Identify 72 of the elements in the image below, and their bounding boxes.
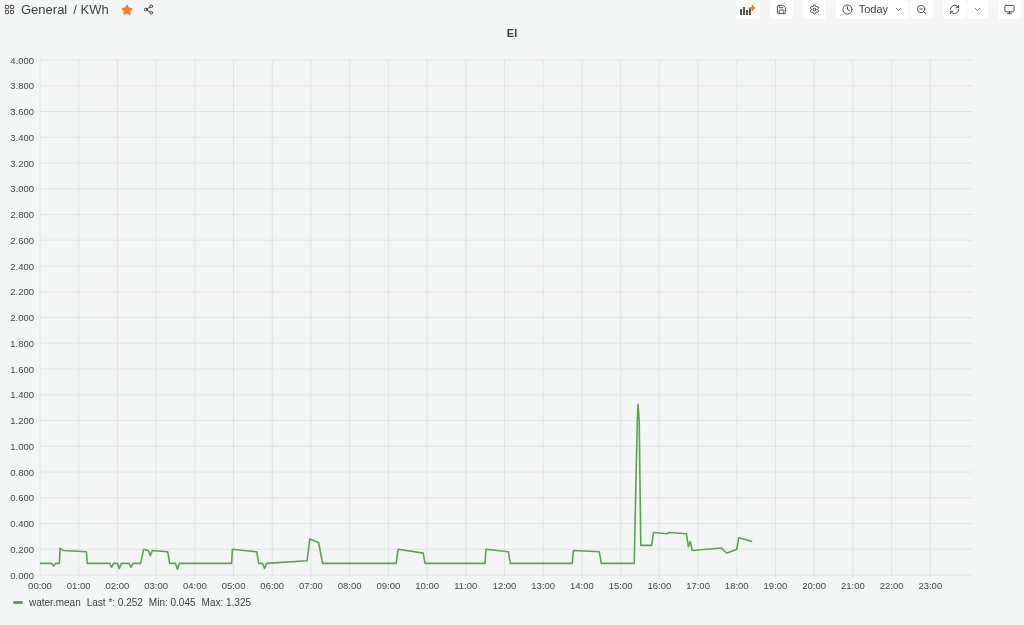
y-axis-label: 1.200	[10, 415, 34, 426]
x-axis-label: 04:00	[182, 580, 207, 591]
tv-mode-button[interactable]	[998, 0, 1021, 19]
y-axis-label: 2.800	[10, 209, 34, 220]
x-axis-label: 01:00	[66, 580, 91, 591]
y-axis-label: 0.400	[10, 518, 34, 529]
y-axis-label: 0.000	[10, 569, 34, 581]
clock-icon	[841, 4, 853, 15]
add-panel-button[interactable]	[735, 0, 760, 19]
y-axis-label: 1.400	[10, 389, 34, 401]
y-axis-label: 0.800	[10, 466, 34, 478]
save-button[interactable]	[769, 0, 793, 19]
y-axis-label: 2.600	[10, 234, 34, 246]
zoom-out-icon	[916, 4, 927, 15]
x-axis-label: 07:00	[299, 580, 323, 591]
settings-icon	[808, 4, 820, 15]
y-axis-label: 2.400	[10, 260, 34, 272]
x-axis-label: 17:00	[686, 580, 710, 591]
chevron-down-icon	[894, 5, 903, 14]
settings-button[interactable]	[802, 0, 826, 19]
x-axis-label: 11:00	[454, 580, 478, 591]
bar-chart-plus-icon	[740, 4, 756, 15]
y-axis-label: 3.200	[10, 157, 34, 169]
chevron-down-icon	[973, 5, 982, 14]
grid-icon[interactable]	[4, 4, 15, 15]
x-axis-label: 19:00	[763, 580, 788, 591]
y-axis-label: 0.200	[10, 543, 34, 555]
x-axis-label: 14:00	[570, 580, 594, 591]
breadcrumb-link[interactable]: / KWh	[73, 0, 109, 20]
x-axis-label: 13:00	[531, 580, 556, 591]
refresh-icon	[949, 4, 960, 15]
y-axis-label: 3.600	[10, 106, 34, 117]
zoom-out-button[interactable]	[910, 0, 933, 19]
panel-title: El	[506, 26, 518, 42]
x-axis-label: 18:00	[724, 580, 749, 591]
share-icon[interactable]	[142, 4, 154, 15]
x-axis-label: 03:00	[144, 580, 168, 591]
y-axis-label: 4.000	[10, 54, 34, 66]
star-icon[interactable]	[120, 3, 133, 16]
x-axis-label: 12:00	[492, 580, 517, 591]
y-axis-label: 1.800	[10, 337, 34, 349]
legend-stat: Max: 1.325	[201, 596, 252, 610]
x-axis-label: 00:00	[28, 580, 52, 591]
x-axis-label: 06:00	[260, 580, 285, 591]
breadcrumb-link[interactable]: General	[21, 0, 68, 20]
refresh-button[interactable]	[943, 0, 966, 19]
x-axis-label: 08:00	[337, 580, 362, 591]
x-axis-label: 05:00	[221, 580, 246, 591]
x-axis-label: 21:00	[841, 580, 865, 591]
legend-stat: Last *: 0.252	[86, 596, 143, 610]
legend-swatch-icon	[13, 601, 23, 604]
x-axis-label: 23:00	[918, 580, 943, 591]
y-axis-label: 2.200	[10, 286, 34, 298]
x-axis-label: 10:00	[415, 580, 439, 591]
monitor-icon	[1004, 4, 1015, 15]
y-axis-label: 3.800	[10, 80, 34, 92]
x-axis-label: 15:00	[608, 580, 633, 591]
x-axis-label: 09:00	[376, 580, 401, 591]
x-axis-label: 20:00	[802, 580, 827, 591]
y-axis-label: 3.000	[10, 183, 34, 195]
y-axis-label: 0.600	[10, 492, 34, 504]
legend-stat: Min: 0.045	[148, 596, 196, 610]
y-axis-label: 3.400	[10, 131, 34, 143]
x-axis-label: 22:00	[879, 580, 904, 591]
y-axis-label: 1.000	[10, 440, 34, 452]
x-axis-label: 02:00	[105, 580, 130, 591]
x-axis-label: 16:00	[647, 580, 672, 591]
y-axis-label: 2.000	[10, 312, 34, 323]
time-range-button[interactable]: Today	[835, 0, 909, 19]
y-axis-label: 1.600	[10, 363, 34, 375]
legend-series-name[interactable]: water.mean	[29, 595, 81, 610]
save-icon	[775, 4, 787, 15]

- **EXERCISE GOAL**
Repeat the listing lines from the one containing "415, 34, 426]" through the one containing "601, 23, 604]", both included, exactly as they appear above.

- **RESULT**
y-axis-label: 1.200	[10, 415, 34, 426]
x-axis-label: 04:00	[182, 580, 207, 591]
tv-mode-button[interactable]	[998, 0, 1021, 19]
y-axis-label: 2.800	[10, 209, 34, 220]
x-axis-label: 01:00	[66, 580, 91, 591]
y-axis-label: 0.400	[10, 518, 34, 529]
y-axis-label: 0.000	[10, 569, 34, 581]
clock-icon	[841, 4, 853, 15]
add-panel-button[interactable]	[735, 0, 760, 19]
y-axis-label: 1.400	[10, 389, 34, 401]
y-axis-label: 0.800	[10, 466, 34, 478]
save-button[interactable]	[769, 0, 793, 19]
y-axis-label: 2.600	[10, 234, 34, 246]
zoom-out-icon	[916, 4, 927, 15]
x-axis-label: 07:00	[299, 580, 323, 591]
settings-icon	[808, 4, 820, 15]
y-axis-label: 2.400	[10, 260, 34, 272]
x-axis-label: 17:00	[686, 580, 710, 591]
chevron-down-icon	[894, 5, 903, 14]
settings-button[interactable]	[802, 0, 826, 19]
x-axis-label: 11:00	[454, 580, 478, 591]
bar-chart-plus-icon	[740, 4, 756, 15]
y-axis-label: 3.200	[10, 157, 34, 169]
chevron-down-icon	[973, 5, 982, 14]
grid-icon[interactable]	[4, 4, 15, 15]
x-axis-label: 19:00	[763, 580, 788, 591]
y-axis-label: 0.200	[10, 543, 34, 555]
x-axis-label: 14:00	[570, 580, 594, 591]
breadcrumb-link[interactable]: / KWh	[73, 0, 109, 20]
x-axis-label: 13:00	[531, 580, 556, 591]
refresh-icon	[949, 4, 960, 15]
y-axis-label: 3.600	[10, 106, 34, 117]
zoom-out-button[interactable]	[910, 0, 933, 19]
panel-title: El	[506, 26, 518, 42]
x-axis-label: 18:00	[724, 580, 749, 591]
share-icon[interactable]	[142, 4, 154, 15]
x-axis-label: 03:00	[144, 580, 168, 591]
y-axis-label: 4.000	[10, 54, 34, 66]
star-icon[interactable]	[120, 3, 133, 16]
x-axis-label: 12:00	[492, 580, 517, 591]
y-axis-label: 1.800	[10, 337, 34, 349]
legend-stat: Max: 1.325	[201, 596, 252, 610]
x-axis-label: 00:00	[28, 580, 52, 591]
x-axis-label: 06:00	[260, 580, 285, 591]
breadcrumb-link[interactable]: General	[21, 0, 68, 20]
refresh-button[interactable]	[943, 0, 966, 19]
x-axis-label: 08:00	[337, 580, 362, 591]
x-axis-label: 05:00	[221, 580, 246, 591]
x-axis-label: 21:00	[841, 580, 865, 591]
legend-stat: Last *: 0.252	[86, 596, 143, 610]
legend-swatch-icon	[13, 601, 23, 604]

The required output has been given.